Task objective: Repeat the material in full. Keep every line exactly as it is.

Dataset entries:

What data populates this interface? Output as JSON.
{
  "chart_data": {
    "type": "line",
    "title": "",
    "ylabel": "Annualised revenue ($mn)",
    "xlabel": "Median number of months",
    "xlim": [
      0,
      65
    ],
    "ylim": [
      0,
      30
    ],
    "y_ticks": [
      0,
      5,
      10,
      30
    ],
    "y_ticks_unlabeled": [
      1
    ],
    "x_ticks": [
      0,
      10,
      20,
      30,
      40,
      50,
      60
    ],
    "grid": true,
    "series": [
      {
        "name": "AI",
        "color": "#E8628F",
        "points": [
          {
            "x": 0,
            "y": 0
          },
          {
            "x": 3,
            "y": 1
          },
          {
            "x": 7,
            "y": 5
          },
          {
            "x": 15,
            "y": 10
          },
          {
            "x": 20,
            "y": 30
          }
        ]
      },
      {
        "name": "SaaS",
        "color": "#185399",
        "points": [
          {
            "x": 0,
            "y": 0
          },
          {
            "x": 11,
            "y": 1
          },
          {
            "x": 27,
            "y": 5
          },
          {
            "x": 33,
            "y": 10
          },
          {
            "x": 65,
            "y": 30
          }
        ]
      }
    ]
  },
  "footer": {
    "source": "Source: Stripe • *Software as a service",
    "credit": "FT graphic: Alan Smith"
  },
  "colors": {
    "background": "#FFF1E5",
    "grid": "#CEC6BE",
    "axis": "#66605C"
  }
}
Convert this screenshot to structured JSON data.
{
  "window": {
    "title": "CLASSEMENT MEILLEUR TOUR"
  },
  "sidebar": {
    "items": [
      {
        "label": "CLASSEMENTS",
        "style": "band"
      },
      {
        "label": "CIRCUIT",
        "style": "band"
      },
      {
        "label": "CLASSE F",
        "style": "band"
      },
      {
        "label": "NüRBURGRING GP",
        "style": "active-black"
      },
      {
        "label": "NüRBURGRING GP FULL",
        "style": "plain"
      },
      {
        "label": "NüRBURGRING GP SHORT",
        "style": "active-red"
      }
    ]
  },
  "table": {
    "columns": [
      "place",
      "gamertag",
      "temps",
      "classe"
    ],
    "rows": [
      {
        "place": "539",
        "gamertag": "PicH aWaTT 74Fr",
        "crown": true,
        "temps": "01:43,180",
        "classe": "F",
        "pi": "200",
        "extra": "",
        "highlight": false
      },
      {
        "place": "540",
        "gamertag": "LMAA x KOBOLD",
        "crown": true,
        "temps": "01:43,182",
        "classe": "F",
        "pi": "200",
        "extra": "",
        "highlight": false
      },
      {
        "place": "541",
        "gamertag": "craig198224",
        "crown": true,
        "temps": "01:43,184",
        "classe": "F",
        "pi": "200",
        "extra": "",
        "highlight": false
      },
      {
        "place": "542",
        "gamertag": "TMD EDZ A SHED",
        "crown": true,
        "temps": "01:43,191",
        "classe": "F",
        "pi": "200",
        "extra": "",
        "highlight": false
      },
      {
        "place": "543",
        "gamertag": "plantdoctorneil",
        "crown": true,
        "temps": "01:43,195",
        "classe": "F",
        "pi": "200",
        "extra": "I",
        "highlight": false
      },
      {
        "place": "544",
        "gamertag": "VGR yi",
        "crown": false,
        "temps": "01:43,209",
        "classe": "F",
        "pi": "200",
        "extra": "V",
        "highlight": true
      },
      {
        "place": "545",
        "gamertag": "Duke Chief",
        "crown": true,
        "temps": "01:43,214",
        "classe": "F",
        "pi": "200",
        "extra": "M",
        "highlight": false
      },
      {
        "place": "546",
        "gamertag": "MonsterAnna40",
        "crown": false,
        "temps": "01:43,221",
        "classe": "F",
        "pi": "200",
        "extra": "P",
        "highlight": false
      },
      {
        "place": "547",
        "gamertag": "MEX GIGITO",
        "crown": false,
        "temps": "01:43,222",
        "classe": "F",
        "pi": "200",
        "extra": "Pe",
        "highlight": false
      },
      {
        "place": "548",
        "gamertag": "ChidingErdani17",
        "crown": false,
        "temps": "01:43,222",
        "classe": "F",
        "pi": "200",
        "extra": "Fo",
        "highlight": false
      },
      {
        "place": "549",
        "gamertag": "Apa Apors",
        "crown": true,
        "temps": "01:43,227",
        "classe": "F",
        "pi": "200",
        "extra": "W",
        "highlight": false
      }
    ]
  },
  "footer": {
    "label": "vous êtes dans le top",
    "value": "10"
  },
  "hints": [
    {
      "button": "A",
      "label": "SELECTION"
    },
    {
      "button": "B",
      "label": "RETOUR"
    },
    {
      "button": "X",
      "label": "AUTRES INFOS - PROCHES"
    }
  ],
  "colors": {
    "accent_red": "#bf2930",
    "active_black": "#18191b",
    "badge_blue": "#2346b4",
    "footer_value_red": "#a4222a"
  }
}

Response for this exercise:
What data populates this interface? Output as JSON.
{
  "chart_data": {
    "type": "line",
    "title": "",
    "ylabel": "Annualised revenue ($mn)",
    "xlabel": "Median number of months",
    "xlim": [
      0,
      65
    ],
    "ylim": [
      0,
      30
    ],
    "y_ticks": [
      0,
      5,
      10,
      30
    ],
    "y_ticks_unlabeled": [
      1
    ],
    "x_ticks": [
      0,
      10,
      20,
      30,
      40,
      50,
      60
    ],
    "grid": true,
    "series": [
      {
        "name": "AI",
        "color": "#E8628F",
        "points": [
          {
            "x": 0,
            "y": 0
          },
          {
            "x": 3,
            "y": 1
          },
          {
            "x": 7,
            "y": 5
          },
          {
            "x": 15,
            "y": 10
          },
          {
            "x": 20,
            "y": 30
          }
        ]
      },
      {
        "name": "SaaS",
        "color": "#185399",
        "points": [
          {
            "x": 0,
            "y": 0
          },
          {
            "x": 11,
            "y": 1
          },
          {
            "x": 27,
            "y": 5
          },
          {
            "x": 33,
            "y": 10
          },
          {
            "x": 65,
            "y": 30
          }
        ]
      }
    ]
  },
  "footer": {
    "source": "Source: Stripe • *Software as a service",
    "credit": "FT graphic: Alan Smith"
  },
  "colors": {
    "background": "#FFF1E5",
    "grid": "#CEC6BE",
    "axis": "#66605C"
  }
}
Convert this screenshot to structured JSON data.
{
  "window": {
    "title": "CLASSEMENT MEILLEUR TOUR"
  },
  "sidebar": {
    "items": [
      {
        "label": "CLASSEMENTS",
        "style": "band"
      },
      {
        "label": "CIRCUIT",
        "style": "band"
      },
      {
        "label": "CLASSE F",
        "style": "band"
      },
      {
        "label": "NüRBURGRING GP",
        "style": "active-black"
      },
      {
        "label": "NüRBURGRING GP FULL",
        "style": "plain"
      },
      {
        "label": "NüRBURGRING GP SHORT",
        "style": "active-red"
      }
    ]
  },
  "table": {
    "columns": [
      "place",
      "gamertag",
      "temps",
      "classe"
    ],
    "rows": [
      {
        "place": "539",
        "gamertag": "PicH aWaTT 74Fr",
        "crown": true,
        "temps": "01:43,180",
        "classe": "F",
        "pi": "200",
        "extra": "",
        "highlight": false
      },
      {
        "place": "540",
        "gamertag": "LMAA x KOBOLD",
        "crown": true,
        "temps": "01:43,182",
        "classe": "F",
        "pi": "200",
        "extra": "",
        "highlight": false
      },
      {
        "place": "541",
        "gamertag": "craig198224",
        "crown": true,
        "temps": "01:43,184",
        "classe": "F",
        "pi": "200",
        "extra": "",
        "highlight": false
      },
      {
        "place": "542",
        "gamertag": "TMD EDZ A SHED",
        "crown": true,
        "temps": "01:43,191",
        "classe": "F",
        "pi": "200",
        "extra": "",
        "highlight": false
      },
      {
        "place": "543",
        "gamertag": "plantdoctorneil",
        "crown": true,
        "temps": "01:43,195",
        "classe": "F",
        "pi": "200",
        "extra": "I",
        "highlight": false
      },
      {
        "place": "544",
        "gamertag": "VGR yi",
        "crown": false,
        "temps": "01:43,209",
        "classe": "F",
        "pi": "200",
        "extra": "V",
        "highlight": true
      },
      {
        "place": "545",
        "gamertag": "Duke Chief",
        "crown": true,
        "temps": "01:43,214",
        "classe": "F",
        "pi": "200",
        "extra": "M",
        "highlight": false
      },
      {
        "place": "546",
        "gamertag": "MonsterAnna40",
        "crown": false,
        "temps": "01:43,221",
        "classe": "F",
        "pi": "200",
        "extra": "P",
        "highlight": false
      },
      {
        "place": "547",
        "gamertag": "MEX GIGITO",
        "crown": false,
        "temps": "01:43,222",
        "classe": "F",
        "pi": "200",
        "extra": "Pe",
        "highlight": false
      },
      {
        "place": "548",
        "gamertag": "ChidingErdani17",
        "crown": false,
        "temps": "01:43,222",
        "classe": "F",
        "pi": "200",
        "extra": "Fo",
        "highlight": false
      },
      {
        "place": "549",
        "gamertag": "Apa Apors",
        "crown": true,
        "temps": "01:43,227",
        "classe": "F",
        "pi": "200",
        "extra": "W",
        "highlight": false
      }
    ]
  },
  "footer": {
    "label": "vous êtes dans le top",
    "value": "10"
  },
  "hints": [
    {
      "button": "A",
      "label": "SELECTION"
    },
    {
      "button": "B",
      "label": "RETOUR"
    },
    {
      "button": "X",
      "label": "AUTRES INFOS - PROCHES"
    }
  ],
  "colors": {
    "accent_red": "#bf2930",
    "active_black": "#18191b",
    "badge_blue": "#2346b4",
    "footer_value_red": "#a4222a"
  }
}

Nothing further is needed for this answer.